>>>

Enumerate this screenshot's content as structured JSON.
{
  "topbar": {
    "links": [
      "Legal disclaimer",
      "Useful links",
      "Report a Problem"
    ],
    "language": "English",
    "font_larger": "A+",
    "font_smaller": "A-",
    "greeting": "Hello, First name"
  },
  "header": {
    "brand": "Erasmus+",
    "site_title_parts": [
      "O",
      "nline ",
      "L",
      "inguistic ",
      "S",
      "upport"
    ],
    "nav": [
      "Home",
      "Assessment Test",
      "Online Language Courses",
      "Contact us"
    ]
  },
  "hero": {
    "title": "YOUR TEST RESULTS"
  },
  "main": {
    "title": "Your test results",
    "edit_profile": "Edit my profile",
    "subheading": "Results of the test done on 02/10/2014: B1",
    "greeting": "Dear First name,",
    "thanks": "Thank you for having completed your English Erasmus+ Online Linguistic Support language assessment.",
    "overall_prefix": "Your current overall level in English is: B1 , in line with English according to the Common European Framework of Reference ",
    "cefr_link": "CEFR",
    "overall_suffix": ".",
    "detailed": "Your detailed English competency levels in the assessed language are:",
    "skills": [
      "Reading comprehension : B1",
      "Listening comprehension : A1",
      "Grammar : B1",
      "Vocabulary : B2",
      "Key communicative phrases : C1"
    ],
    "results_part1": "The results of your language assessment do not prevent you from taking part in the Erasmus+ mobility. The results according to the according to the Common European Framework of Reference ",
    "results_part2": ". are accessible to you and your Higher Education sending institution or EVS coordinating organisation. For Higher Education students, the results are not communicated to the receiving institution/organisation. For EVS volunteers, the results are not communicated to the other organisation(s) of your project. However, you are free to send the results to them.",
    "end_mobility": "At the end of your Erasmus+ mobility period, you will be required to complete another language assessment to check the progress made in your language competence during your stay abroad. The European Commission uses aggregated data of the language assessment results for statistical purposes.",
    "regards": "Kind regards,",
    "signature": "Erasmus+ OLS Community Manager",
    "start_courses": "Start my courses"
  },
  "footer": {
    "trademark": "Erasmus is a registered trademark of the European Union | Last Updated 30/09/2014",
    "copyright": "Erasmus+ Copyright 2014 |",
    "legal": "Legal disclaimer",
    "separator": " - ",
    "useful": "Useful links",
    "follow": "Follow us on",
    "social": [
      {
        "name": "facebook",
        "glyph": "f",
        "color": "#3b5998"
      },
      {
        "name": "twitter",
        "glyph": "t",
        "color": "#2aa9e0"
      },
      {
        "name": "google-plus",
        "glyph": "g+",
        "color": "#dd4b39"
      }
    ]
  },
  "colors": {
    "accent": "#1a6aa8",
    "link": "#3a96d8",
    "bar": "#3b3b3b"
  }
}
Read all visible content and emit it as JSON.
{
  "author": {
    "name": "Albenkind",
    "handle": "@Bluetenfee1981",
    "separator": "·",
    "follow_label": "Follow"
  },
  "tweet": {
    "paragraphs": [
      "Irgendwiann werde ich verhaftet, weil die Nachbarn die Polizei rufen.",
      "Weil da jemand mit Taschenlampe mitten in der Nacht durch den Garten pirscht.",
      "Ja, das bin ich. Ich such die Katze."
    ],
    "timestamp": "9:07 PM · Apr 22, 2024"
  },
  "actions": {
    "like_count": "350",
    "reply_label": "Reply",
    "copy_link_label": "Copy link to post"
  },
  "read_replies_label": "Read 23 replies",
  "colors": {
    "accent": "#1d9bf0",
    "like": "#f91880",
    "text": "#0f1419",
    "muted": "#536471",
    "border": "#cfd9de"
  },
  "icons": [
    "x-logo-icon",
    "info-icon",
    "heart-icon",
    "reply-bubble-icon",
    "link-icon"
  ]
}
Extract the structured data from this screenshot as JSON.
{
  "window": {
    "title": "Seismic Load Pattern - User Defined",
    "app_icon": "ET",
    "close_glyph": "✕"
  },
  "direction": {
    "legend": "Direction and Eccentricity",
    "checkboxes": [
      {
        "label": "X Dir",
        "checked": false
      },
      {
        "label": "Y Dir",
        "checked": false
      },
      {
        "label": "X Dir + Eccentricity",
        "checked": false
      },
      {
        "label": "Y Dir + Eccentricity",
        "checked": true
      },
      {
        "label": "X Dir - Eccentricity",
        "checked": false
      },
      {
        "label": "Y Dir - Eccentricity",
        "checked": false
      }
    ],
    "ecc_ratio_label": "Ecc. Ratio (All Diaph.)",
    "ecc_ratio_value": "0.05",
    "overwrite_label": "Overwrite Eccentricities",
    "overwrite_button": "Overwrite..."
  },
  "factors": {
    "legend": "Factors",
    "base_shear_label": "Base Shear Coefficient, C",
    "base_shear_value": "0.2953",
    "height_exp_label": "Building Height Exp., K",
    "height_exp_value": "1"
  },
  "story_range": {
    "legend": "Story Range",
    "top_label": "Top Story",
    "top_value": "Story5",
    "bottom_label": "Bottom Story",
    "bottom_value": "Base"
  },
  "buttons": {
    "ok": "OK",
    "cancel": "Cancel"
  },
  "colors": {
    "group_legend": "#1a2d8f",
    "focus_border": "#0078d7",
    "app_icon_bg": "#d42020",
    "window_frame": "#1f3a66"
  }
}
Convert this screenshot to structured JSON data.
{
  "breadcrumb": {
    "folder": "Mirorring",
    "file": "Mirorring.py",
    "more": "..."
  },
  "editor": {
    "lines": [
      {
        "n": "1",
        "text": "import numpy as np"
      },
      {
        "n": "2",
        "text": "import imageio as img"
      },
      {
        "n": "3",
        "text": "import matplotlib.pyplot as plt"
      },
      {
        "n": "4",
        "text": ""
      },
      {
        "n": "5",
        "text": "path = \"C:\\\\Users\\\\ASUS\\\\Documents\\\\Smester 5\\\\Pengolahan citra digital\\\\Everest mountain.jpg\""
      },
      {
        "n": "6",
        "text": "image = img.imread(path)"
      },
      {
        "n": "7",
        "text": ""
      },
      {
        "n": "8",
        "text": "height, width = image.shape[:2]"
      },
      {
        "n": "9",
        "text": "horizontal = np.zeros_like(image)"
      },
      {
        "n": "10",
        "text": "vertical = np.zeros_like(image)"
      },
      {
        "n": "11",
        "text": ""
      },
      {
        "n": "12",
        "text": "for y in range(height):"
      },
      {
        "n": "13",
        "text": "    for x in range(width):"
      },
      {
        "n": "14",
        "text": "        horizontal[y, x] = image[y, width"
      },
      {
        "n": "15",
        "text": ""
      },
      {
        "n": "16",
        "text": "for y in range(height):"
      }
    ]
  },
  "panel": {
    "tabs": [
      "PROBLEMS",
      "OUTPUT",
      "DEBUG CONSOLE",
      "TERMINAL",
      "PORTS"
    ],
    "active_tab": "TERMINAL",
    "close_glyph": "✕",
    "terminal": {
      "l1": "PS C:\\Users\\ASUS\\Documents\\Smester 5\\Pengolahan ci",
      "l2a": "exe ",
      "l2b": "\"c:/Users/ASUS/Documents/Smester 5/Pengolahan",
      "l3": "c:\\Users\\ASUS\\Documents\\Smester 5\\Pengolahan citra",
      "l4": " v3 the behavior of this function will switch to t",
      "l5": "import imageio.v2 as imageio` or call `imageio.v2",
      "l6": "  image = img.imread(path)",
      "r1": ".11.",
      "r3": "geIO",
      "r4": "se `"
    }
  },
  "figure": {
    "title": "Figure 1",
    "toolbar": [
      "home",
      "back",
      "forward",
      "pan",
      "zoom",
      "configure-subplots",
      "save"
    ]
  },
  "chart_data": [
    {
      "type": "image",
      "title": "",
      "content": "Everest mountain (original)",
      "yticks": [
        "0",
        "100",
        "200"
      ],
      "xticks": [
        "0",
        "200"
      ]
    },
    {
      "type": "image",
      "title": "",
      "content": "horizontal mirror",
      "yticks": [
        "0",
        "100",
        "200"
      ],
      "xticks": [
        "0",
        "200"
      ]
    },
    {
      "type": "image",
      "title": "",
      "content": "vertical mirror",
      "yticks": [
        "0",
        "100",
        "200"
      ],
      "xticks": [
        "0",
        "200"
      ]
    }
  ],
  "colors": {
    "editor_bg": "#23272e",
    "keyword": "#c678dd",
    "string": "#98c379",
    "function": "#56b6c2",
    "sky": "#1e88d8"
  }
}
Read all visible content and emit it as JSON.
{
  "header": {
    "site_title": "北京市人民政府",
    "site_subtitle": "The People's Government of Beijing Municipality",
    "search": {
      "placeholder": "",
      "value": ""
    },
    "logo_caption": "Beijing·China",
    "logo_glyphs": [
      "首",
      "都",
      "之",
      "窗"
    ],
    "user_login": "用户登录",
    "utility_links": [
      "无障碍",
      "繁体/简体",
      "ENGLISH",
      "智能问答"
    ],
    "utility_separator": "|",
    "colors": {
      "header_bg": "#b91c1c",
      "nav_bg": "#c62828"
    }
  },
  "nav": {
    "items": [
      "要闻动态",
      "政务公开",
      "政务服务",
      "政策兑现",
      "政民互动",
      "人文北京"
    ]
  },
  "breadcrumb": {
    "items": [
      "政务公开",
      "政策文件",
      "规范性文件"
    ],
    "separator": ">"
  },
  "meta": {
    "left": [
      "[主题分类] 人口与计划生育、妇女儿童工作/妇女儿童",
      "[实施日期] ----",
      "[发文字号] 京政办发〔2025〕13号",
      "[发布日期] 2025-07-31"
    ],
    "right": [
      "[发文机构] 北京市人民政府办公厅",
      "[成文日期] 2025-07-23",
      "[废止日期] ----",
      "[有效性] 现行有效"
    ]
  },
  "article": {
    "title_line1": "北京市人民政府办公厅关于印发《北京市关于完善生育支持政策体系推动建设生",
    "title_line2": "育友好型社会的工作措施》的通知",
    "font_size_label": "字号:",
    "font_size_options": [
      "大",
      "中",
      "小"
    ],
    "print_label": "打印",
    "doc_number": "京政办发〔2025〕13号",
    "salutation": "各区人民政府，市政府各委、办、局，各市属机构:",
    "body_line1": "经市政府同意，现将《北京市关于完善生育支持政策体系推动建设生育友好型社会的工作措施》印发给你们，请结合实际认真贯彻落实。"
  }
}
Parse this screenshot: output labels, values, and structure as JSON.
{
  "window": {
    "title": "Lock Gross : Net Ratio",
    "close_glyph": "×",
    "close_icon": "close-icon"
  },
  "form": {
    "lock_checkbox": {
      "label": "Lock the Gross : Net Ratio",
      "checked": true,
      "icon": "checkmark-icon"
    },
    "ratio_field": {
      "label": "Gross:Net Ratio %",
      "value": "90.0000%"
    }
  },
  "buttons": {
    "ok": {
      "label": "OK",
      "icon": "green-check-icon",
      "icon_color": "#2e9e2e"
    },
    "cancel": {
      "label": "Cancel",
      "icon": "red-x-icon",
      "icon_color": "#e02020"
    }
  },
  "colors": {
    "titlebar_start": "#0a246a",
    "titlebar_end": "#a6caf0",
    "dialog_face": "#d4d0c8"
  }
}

<<<

:: GIVEN EXERCISE ::
List all lines where "ASUS" occurs.

:: TASK OUTPUT ::
        "text": "path = \"C:\\\\Users\\\\ASUS\\\\Documents\\\\Smester 5\\\\Pengolahan citra digital\\\\Everest mountain.jpg\""
      "l1": "PS C:\\Users\\ASUS\\Documents\\Smester 5\\Pengolahan ci",
      "l2b": "\"c:/Users/ASUS/Documents/Smester 5/Pengolahan",
      "l3": "c:\\Users\\ASUS\\Documents\\Smester 5\\Pengolahan citra",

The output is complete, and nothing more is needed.